## Start
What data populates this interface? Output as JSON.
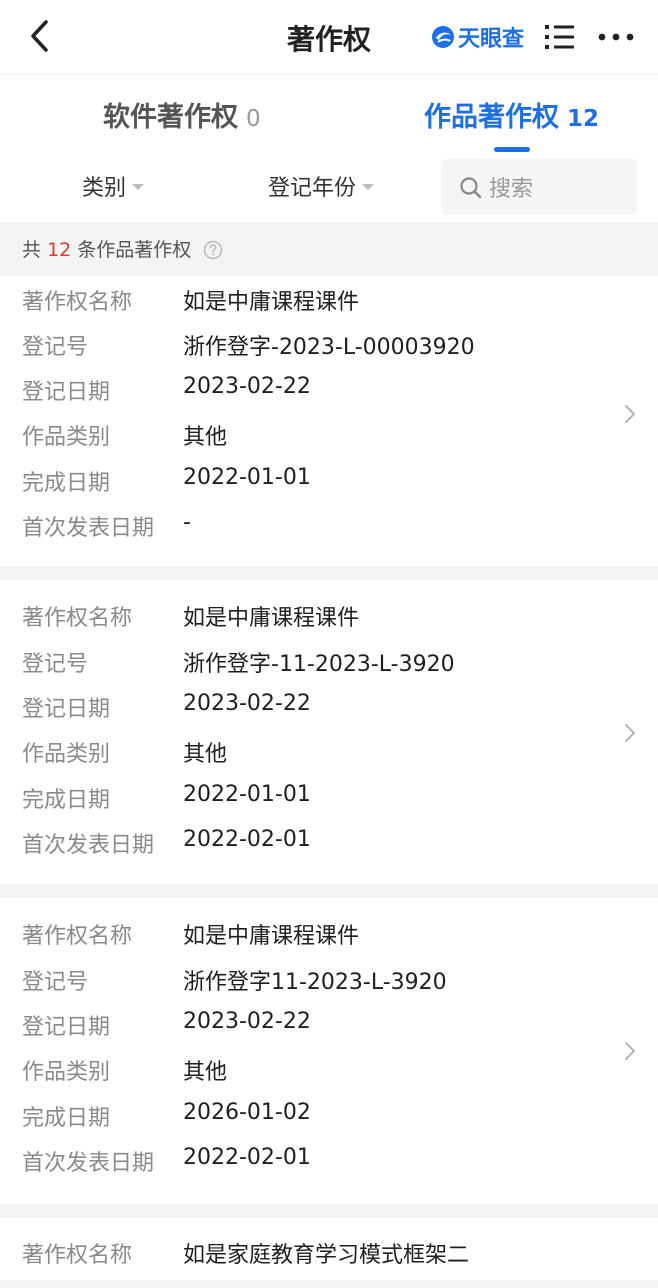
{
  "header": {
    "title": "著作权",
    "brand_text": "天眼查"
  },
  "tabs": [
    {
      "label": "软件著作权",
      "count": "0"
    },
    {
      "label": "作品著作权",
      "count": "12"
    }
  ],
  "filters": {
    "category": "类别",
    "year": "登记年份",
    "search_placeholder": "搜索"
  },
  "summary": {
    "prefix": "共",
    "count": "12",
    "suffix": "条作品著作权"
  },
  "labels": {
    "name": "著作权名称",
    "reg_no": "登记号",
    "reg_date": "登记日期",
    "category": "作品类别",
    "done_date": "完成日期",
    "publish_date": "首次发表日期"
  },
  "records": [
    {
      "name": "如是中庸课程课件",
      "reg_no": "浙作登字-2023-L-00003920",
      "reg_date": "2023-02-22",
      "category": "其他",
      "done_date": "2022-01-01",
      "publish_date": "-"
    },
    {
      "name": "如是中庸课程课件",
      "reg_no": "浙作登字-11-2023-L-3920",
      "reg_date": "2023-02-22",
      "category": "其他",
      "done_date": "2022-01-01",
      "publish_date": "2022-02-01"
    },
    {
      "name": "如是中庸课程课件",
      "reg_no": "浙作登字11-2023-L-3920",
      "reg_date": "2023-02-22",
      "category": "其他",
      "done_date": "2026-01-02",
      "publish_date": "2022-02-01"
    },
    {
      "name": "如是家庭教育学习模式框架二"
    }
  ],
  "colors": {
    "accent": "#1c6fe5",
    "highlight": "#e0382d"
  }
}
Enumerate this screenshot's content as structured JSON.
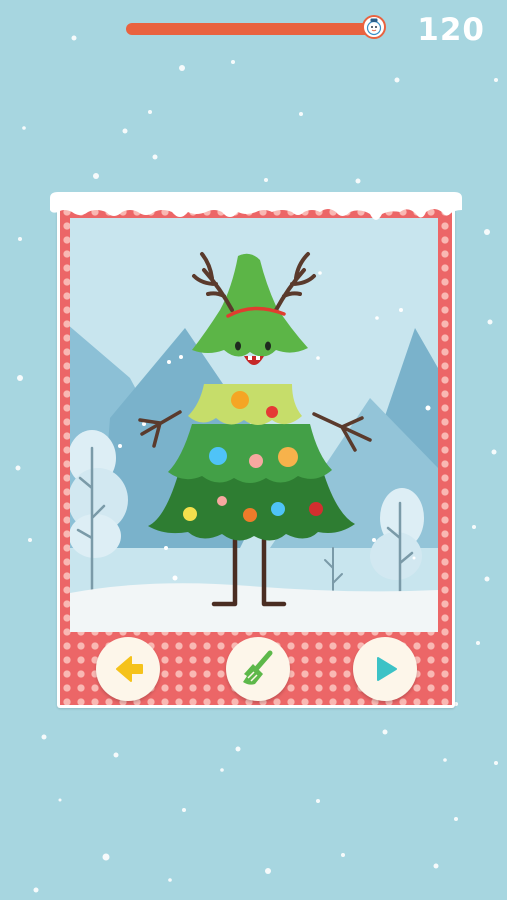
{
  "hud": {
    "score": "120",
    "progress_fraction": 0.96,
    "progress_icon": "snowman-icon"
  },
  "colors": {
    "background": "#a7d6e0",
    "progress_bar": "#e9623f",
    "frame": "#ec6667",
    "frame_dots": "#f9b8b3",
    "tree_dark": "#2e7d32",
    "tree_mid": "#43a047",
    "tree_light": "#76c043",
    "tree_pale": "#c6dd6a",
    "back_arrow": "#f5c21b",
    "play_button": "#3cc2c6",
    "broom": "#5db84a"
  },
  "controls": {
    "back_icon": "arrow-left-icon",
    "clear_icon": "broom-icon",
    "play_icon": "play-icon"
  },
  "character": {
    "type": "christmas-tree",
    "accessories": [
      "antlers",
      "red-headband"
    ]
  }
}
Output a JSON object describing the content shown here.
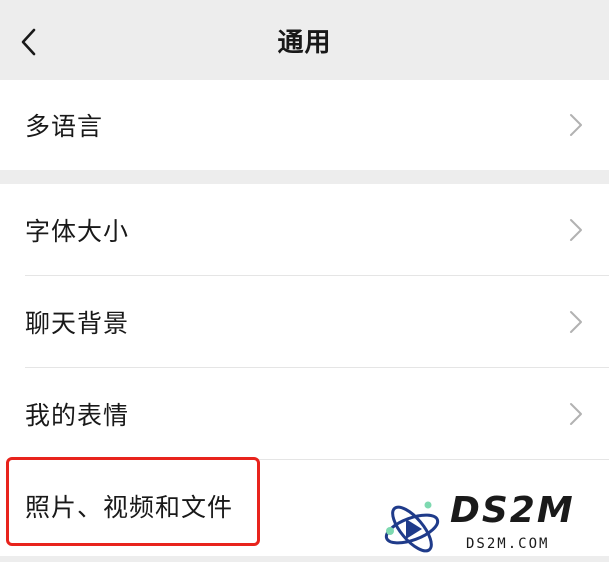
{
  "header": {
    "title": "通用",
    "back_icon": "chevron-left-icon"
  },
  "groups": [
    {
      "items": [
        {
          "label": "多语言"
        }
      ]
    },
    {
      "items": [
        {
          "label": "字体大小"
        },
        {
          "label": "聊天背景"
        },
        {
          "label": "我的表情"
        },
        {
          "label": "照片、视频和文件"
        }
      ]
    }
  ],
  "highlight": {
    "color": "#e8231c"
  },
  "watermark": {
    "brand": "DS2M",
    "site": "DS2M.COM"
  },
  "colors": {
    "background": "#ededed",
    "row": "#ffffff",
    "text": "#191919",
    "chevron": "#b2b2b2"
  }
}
## End
To do ▸ Copy out all lines where the word "chevron" appears.

Expected answer ▸
    "back_icon": "chevron-left-icon"
    "chevron": "#b2b2b2"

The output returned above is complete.